EXERCISE DESCRIPTION: Write out all of the data exactly as it appears.
-- START STORED RECORDS --
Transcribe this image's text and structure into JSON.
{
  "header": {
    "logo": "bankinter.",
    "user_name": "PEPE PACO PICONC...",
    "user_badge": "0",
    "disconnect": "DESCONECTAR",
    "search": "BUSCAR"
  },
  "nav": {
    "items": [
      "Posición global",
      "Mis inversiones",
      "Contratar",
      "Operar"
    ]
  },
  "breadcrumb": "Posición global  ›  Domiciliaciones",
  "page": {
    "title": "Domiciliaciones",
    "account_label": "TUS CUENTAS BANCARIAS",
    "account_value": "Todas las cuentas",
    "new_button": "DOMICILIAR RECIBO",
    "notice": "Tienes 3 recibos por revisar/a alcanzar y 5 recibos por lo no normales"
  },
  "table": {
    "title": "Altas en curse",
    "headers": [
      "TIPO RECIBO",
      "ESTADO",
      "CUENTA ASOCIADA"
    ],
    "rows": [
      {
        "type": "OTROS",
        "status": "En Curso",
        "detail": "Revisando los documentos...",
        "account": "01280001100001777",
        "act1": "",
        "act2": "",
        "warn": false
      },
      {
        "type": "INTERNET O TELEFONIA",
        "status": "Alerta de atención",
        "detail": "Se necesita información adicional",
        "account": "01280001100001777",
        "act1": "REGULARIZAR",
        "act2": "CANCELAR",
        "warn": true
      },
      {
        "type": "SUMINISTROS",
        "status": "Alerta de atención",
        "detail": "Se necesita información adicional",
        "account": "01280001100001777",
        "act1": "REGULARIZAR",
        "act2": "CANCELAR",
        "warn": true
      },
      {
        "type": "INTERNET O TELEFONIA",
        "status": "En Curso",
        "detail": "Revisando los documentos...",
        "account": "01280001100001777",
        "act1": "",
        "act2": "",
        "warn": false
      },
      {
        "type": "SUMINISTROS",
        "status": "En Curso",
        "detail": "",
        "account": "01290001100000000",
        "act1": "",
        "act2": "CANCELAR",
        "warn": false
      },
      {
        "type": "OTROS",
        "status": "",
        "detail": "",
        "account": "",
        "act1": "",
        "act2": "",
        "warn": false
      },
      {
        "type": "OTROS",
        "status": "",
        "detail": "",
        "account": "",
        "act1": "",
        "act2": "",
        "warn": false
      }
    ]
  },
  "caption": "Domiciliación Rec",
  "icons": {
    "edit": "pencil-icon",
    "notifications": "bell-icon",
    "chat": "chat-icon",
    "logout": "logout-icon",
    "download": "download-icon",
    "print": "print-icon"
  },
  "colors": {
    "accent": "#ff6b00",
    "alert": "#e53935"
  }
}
-- END STORED RECORDS --
WRITTEN SOLUTION:
Transcribe this image's text and structure into JSON.
{
  "header": {
    "logo": "bankinter.",
    "user_name": "PEPE PACO PICONC...",
    "user_badge": "0",
    "disconnect": "DESCONECTAR",
    "search": "BUSCAR"
  },
  "nav": {
    "items": [
      "Posición global",
      "Mis inversiones",
      "Contratar",
      "Operar"
    ]
  },
  "breadcrumb": "Posición global  ›  Domiciliaciones",
  "page": {
    "title": "Domiciliaciones",
    "account_label": "TUS CUENTAS BANCARIAS",
    "account_value": "Todas las cuentas",
    "new_button": "DOMICILIAR RECIBO",
    "notice": "Tienes 3 recibos por revisar/a alcanzar y 5 recibos por lo no normales"
  },
  "table": {
    "title": "Altas en curse",
    "headers": [
      "TIPO RECIBO",
      "ESTADO",
      "CUENTA ASOCIADA"
    ],
    "rows": [
      {
        "type": "OTROS",
        "status": "En Curso",
        "detail": "Revisando los documentos...",
        "account": "01280001100001777",
        "act1": "",
        "act2": "",
        "warn": false
      },
      {
        "type": "INTERNET O TELEFONIA",
        "status": "Alerta de atención",
        "detail": "Se necesita información adicional",
        "account": "01280001100001777",
        "act1": "REGULARIZAR",
        "act2": "CANCELAR",
        "warn": true
      },
      {
        "type": "SUMINISTROS",
        "status": "Alerta de atención",
        "detail": "Se necesita información adicional",
        "account": "01280001100001777",
        "act1": "REGULARIZAR",
        "act2": "CANCELAR",
        "warn": true
      },
      {
        "type": "INTERNET O TELEFONIA",
        "status": "En Curso",
        "detail": "Revisando los documentos...",
        "account": "01280001100001777",
        "act1": "",
        "act2": "",
        "warn": false
      },
      {
        "type": "SUMINISTROS",
        "status": "En Curso",
        "detail": "",
        "account": "01290001100000000",
        "act1": "",
        "act2": "CANCELAR",
        "warn": false
      },
      {
        "type": "OTROS",
        "status": "",
        "detail": "",
        "account": "",
        "act1": "",
        "act2": "",
        "warn": false
      },
      {
        "type": "OTROS",
        "status": "",
        "detail": "",
        "account": "",
        "act1": "",
        "act2": "",
        "warn": false
      }
    ]
  },
  "caption": "Domiciliación Rec",
  "icons": {
    "edit": "pencil-icon",
    "notifications": "bell-icon",
    "chat": "chat-icon",
    "logout": "logout-icon",
    "download": "download-icon",
    "print": "print-icon"
  },
  "colors": {
    "accent": "#ff6b00",
    "alert": "#e53935"
  }
}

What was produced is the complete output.